*Listed entries*.
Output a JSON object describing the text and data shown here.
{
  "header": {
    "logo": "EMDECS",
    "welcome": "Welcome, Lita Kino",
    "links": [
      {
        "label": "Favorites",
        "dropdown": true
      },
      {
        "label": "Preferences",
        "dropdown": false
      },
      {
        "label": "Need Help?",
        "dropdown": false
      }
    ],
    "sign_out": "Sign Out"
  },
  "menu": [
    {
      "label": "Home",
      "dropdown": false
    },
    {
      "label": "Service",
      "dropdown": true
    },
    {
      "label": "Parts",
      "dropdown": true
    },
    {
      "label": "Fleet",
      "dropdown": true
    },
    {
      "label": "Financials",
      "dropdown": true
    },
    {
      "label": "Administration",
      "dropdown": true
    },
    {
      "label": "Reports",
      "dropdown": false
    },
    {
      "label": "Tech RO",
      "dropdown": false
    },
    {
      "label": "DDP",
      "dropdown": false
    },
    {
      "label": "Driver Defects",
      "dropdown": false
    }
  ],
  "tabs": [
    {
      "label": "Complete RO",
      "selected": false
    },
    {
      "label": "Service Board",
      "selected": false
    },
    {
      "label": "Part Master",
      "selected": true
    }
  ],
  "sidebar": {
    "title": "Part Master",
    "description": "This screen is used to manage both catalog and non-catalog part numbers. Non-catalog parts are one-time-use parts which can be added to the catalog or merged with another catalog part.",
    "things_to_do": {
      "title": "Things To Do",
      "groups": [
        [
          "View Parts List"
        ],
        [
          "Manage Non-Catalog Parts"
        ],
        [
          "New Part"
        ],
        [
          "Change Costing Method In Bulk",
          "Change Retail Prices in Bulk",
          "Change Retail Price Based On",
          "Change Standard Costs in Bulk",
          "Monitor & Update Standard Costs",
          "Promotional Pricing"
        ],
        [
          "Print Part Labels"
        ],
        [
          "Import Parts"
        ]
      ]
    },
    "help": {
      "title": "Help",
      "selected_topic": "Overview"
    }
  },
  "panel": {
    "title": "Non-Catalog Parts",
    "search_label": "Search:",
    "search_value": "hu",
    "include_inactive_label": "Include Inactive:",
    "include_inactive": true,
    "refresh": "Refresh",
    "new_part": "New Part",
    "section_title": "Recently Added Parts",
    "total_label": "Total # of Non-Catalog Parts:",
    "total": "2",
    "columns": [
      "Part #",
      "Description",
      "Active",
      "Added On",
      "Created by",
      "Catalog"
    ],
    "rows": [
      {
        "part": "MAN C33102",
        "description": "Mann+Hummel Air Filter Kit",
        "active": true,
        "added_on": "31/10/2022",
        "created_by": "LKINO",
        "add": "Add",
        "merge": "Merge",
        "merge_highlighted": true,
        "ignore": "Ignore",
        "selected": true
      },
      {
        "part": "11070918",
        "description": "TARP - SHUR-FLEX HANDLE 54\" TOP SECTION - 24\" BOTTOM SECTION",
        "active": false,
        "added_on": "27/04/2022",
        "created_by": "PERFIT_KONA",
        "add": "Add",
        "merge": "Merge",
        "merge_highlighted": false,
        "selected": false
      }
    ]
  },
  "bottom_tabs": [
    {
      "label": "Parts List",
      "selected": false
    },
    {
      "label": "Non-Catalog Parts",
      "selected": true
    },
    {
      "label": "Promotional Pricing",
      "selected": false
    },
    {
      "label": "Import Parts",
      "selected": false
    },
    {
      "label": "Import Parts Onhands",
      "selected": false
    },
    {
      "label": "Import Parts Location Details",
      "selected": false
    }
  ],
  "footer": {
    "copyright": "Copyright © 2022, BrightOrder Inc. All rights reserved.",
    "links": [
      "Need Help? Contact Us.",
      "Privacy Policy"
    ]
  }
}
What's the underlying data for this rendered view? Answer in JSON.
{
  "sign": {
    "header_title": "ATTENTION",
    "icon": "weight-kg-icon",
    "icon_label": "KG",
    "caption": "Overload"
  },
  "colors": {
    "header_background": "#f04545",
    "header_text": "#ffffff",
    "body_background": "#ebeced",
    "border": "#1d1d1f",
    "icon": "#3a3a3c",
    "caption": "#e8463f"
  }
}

*What to do*.
From the entries above, return each line with the word "data" in it.

*Full response*.
Output a JSON object describing the text and data shown here.
What's the underlying data for this rendered view? Answer in JSON.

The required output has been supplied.